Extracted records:

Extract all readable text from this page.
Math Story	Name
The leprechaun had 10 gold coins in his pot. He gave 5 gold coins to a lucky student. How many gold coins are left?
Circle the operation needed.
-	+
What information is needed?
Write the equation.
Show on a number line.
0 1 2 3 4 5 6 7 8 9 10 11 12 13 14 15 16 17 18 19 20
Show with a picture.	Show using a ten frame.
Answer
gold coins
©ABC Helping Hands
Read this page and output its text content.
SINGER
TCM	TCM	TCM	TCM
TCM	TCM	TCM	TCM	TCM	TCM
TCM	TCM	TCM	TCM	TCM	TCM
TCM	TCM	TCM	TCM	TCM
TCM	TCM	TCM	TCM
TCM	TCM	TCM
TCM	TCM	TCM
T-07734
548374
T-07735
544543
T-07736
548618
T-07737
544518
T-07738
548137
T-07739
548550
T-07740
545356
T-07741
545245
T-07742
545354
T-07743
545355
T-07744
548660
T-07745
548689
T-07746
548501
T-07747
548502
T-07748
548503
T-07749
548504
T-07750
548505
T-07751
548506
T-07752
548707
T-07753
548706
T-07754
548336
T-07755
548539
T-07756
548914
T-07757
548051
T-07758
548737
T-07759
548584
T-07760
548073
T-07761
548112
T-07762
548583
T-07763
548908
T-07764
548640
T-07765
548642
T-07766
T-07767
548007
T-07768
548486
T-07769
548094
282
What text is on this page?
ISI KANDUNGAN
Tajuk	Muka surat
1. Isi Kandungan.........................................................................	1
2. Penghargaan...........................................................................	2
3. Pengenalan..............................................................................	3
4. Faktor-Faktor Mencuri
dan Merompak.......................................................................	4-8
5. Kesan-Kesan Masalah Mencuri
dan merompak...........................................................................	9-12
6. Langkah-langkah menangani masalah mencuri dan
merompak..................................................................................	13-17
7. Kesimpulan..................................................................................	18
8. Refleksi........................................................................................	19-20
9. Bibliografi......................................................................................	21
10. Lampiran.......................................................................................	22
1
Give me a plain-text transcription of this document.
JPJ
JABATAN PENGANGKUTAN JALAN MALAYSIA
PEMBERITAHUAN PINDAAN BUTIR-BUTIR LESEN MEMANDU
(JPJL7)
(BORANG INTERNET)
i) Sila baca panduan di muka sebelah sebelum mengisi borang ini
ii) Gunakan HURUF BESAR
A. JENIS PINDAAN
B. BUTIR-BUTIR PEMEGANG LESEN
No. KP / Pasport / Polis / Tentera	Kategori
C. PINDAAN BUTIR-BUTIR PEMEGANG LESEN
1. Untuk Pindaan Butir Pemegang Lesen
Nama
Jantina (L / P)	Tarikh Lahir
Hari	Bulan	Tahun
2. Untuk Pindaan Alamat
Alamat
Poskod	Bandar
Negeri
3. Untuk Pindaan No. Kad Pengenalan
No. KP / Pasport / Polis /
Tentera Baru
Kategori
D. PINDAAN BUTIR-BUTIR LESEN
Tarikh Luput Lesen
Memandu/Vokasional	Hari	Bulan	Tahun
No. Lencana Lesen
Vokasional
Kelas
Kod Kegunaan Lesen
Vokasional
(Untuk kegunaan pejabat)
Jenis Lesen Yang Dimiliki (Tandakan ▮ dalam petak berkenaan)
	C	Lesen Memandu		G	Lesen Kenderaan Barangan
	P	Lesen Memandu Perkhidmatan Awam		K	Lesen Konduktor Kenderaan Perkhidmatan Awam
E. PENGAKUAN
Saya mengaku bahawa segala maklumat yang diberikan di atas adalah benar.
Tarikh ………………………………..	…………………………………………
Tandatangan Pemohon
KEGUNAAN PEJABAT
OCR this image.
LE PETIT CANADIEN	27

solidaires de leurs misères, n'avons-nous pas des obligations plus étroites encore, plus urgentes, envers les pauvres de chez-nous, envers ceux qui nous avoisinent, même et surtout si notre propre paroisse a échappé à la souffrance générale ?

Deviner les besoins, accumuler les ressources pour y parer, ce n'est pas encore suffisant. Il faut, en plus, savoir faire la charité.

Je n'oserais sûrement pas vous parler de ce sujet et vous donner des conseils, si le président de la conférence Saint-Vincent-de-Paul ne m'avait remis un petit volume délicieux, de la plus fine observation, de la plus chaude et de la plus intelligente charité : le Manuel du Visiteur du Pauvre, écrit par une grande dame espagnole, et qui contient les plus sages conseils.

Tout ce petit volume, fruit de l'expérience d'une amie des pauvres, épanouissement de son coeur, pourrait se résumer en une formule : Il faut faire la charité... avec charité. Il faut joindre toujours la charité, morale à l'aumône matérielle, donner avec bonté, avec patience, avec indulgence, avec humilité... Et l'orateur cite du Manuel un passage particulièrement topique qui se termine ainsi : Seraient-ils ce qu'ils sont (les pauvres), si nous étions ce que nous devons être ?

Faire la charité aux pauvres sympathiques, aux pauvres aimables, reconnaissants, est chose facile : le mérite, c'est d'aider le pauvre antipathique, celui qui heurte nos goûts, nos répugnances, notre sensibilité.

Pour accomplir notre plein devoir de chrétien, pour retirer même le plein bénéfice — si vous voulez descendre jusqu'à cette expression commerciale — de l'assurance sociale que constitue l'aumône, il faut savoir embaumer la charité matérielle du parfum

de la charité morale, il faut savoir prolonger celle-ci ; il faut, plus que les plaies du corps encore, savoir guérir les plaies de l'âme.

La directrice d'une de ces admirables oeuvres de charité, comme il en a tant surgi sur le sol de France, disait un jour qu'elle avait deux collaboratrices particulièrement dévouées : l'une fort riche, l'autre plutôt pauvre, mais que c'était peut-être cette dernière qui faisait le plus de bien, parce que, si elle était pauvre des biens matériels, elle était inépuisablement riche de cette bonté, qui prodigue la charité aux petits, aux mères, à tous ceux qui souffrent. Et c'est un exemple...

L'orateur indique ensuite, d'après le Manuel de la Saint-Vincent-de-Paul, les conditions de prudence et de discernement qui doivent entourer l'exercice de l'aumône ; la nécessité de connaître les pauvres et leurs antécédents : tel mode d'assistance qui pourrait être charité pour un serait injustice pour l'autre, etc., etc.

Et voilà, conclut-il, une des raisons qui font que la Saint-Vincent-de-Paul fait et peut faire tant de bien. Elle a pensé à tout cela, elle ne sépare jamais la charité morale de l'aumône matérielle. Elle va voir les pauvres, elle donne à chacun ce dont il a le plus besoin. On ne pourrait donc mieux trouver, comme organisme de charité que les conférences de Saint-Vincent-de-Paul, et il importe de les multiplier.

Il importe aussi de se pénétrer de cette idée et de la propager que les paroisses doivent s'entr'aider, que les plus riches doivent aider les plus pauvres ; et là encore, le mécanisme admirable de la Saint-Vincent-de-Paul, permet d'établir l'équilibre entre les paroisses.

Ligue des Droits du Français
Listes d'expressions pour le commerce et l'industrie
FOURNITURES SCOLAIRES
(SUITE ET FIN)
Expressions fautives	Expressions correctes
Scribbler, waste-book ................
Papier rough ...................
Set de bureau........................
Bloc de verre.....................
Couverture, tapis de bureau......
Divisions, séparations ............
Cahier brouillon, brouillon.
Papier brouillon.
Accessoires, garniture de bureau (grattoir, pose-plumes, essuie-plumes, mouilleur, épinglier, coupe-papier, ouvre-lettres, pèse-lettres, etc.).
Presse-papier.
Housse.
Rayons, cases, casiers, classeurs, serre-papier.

TASK TO COMPLETE:
Write out all records exactly, keeping every detail.

COMPLETE RESPONSE:
Extract all readable text from this page.
Math Story	Name
The leprechaun had 10 gold coins in his pot. He gave 5 gold coins to a lucky student. How many gold coins are left?
Circle the operation needed.
-	+
What information is needed?
Write the equation.
Show on a number line.
0 1 2 3 4 5 6 7 8 9 10 11 12 13 14 15 16 17 18 19 20
Show with a picture.	Show using a ten frame.
Answer
gold coins
©ABC Helping Hands
Read this page and output its text content.
SINGER
TCM	TCM	TCM	TCM
TCM	TCM	TCM	TCM	TCM	TCM
TCM	TCM	TCM	TCM	TCM	TCM
TCM	TCM	TCM	TCM	TCM
TCM	TCM	TCM	TCM
TCM	TCM	TCM
TCM	TCM	TCM
T-07734
548374
T-07735
544543
T-07736
548618
T-07737
544518
T-07738
548137
T-07739
548550
T-07740
545356
T-07741
545245
T-07742
545354
T-07743
545355
T-07744
548660
T-07745
548689
T-07746
548501
T-07747
548502
T-07748
548503
T-07749
548504
T-07750
548505
T-07751
548506
T-07752
548707
T-07753
548706
T-07754
548336
T-07755
548539
T-07756
548914
T-07757
548051
T-07758
548737
T-07759
548584
T-07760
548073
T-07761
548112
T-07762
548583
T-07763
548908
T-07764
548640
T-07765
548642
T-07766
T-07767
548007
T-07768
548486
T-07769
548094
282
What text is on this page?
ISI KANDUNGAN
Tajuk	Muka surat
1. Isi Kandungan.........................................................................	1
2. Penghargaan...........................................................................	2
3. Pengenalan..............................................................................	3
4. Faktor-Faktor Mencuri
dan Merompak.......................................................................	4-8
5. Kesan-Kesan Masalah Mencuri
dan merompak...........................................................................	9-12
6. Langkah-langkah menangani masalah mencuri dan
merompak..................................................................................	13-17
7. Kesimpulan..................................................................................	18
8. Refleksi........................................................................................	19-20
9. Bibliografi......................................................................................	21
10. Lampiran.......................................................................................	22
1
Give me a plain-text transcription of this document.
JPJ
JABATAN PENGANGKUTAN JALAN MALAYSIA
PEMBERITAHUAN PINDAAN BUTIR-BUTIR LESEN MEMANDU
(JPJL7)
(BORANG INTERNET)
i) Sila baca panduan di muka sebelah sebelum mengisi borang ini
ii) Gunakan HURUF BESAR
A. JENIS PINDAAN
B. BUTIR-BUTIR PEMEGANG LESEN
No. KP / Pasport / Polis / Tentera	Kategori
C. PINDAAN BUTIR-BUTIR PEMEGANG LESEN
1. Untuk Pindaan Butir Pemegang Lesen
Nama
Jantina (L / P)	Tarikh Lahir
Hari	Bulan	Tahun
2. Untuk Pindaan Alamat
Alamat
Poskod	Bandar
Negeri
3. Untuk Pindaan No. Kad Pengenalan
No. KP / Pasport / Polis /
Tentera Baru
Kategori
D. PINDAAN BUTIR-BUTIR LESEN
Tarikh Luput Lesen
Memandu/Vokasional	Hari	Bulan	Tahun
No. Lencana Lesen
Vokasional
Kelas
Kod Kegunaan Lesen
Vokasional
(Untuk kegunaan pejabat)
Jenis Lesen Yang Dimiliki (Tandakan ▮ dalam petak berkenaan)
	C	Lesen Memandu		G	Lesen Kenderaan Barangan
	P	Lesen Memandu Perkhidmatan Awam		K	Lesen Konduktor Kenderaan Perkhidmatan Awam
E. PENGAKUAN
Saya mengaku bahawa segala maklumat yang diberikan di atas adalah benar.
Tarikh ………………………………..	…………………………………………
Tandatangan Pemohon
KEGUNAAN PEJABAT
OCR this image.
LE PETIT CANADIEN	27

solidaires de leurs misères, n'avons-nous pas des obligations plus étroites encore, plus urgentes, envers les pauvres de chez-nous, envers ceux qui nous avoisinent, même et surtout si notre propre paroisse a échappé à la souffrance générale ?

Deviner les besoins, accumuler les ressources pour y parer, ce n'est pas encore suffisant. Il faut, en plus, savoir faire la charité.

Je n'oserais sûrement pas vous parler de ce sujet et vous donner des conseils, si le président de la conférence Saint-Vincent-de-Paul ne m'avait remis un petit volume délicieux, de la plus fine observation, de la plus chaude et de la plus intelligente charité : le Manuel du Visiteur du Pauvre, écrit par une grande dame espagnole, et qui contient les plus sages conseils.

Tout ce petit volume, fruit de l'expérience d'une amie des pauvres, épanouissement de son coeur, pourrait se résumer en une formule : Il faut faire la charité... avec charité. Il faut joindre toujours la charité, morale à l'aumône matérielle, donner avec bonté, avec patience, avec indulgence, avec humilité... Et l'orateur cite du Manuel un passage particulièrement topique qui se termine ainsi : Seraient-ils ce qu'ils sont (les pauvres), si nous étions ce que nous devons être ?

Faire la charité aux pauvres sympathiques, aux pauvres aimables, reconnaissants, est chose facile : le mérite, c'est d'aider le pauvre antipathique, celui qui heurte nos goûts, nos répugnances, notre sensibilité.

Pour accomplir notre plein devoir de chrétien, pour retirer même le plein bénéfice — si vous voulez descendre jusqu'à cette expression commerciale — de l'assurance sociale que constitue l'aumône, il faut savoir embaumer la charité matérielle du parfum

de la charité morale, il faut savoir prolonger celle-ci ; il faut, plus que les plaies du corps encore, savoir guérir les plaies de l'âme.

La directrice d'une de ces admirables oeuvres de charité, comme il en a tant surgi sur le sol de France, disait un jour qu'elle avait deux collaboratrices particulièrement dévouées : l'une fort riche, l'autre plutôt pauvre, mais que c'était peut-être cette dernière qui faisait le plus de bien, parce que, si elle était pauvre des biens matériels, elle était inépuisablement riche de cette bonté, qui prodigue la charité aux petits, aux mères, à tous ceux qui souffrent. Et c'est un exemple...

L'orateur indique ensuite, d'après le Manuel de la Saint-Vincent-de-Paul, les conditions de prudence et de discernement qui doivent entourer l'exercice de l'aumône ; la nécessité de connaître les pauvres et leurs antécédents : tel mode d'assistance qui pourrait être charité pour un serait injustice pour l'autre, etc., etc.

Et voilà, conclut-il, une des raisons qui font que la Saint-Vincent-de-Paul fait et peut faire tant de bien. Elle a pensé à tout cela, elle ne sépare jamais la charité morale de l'aumône matérielle. Elle va voir les pauvres, elle donne à chacun ce dont il a le plus besoin. On ne pourrait donc mieux trouver, comme organisme de charité que les conférences de Saint-Vincent-de-Paul, et il importe de les multiplier.

Il importe aussi de se pénétrer de cette idée et de la propager que les paroisses doivent s'entr'aider, que les plus riches doivent aider les plus pauvres ; et là encore, le mécanisme admirable de la Saint-Vincent-de-Paul, permet d'établir l'équilibre entre les paroisses.

Ligue des Droits du Français
Listes d'expressions pour le commerce et l'industrie
FOURNITURES SCOLAIRES
(SUITE ET FIN)
Expressions fautives	Expressions correctes
Scribbler, waste-book ................
Papier rough ...................
Set de bureau........................
Bloc de verre.....................
Couverture, tapis de bureau......
Divisions, séparations ............
Cahier brouillon, brouillon.
Papier brouillon.
Accessoires, garniture de bureau (grattoir, pose-plumes, essuie-plumes, mouilleur, épinglier, coupe-papier, ouvre-lettres, pèse-lettres, etc.).
Presse-papier.
Housse.
Rayons, cases, casiers, classeurs, serre-papier.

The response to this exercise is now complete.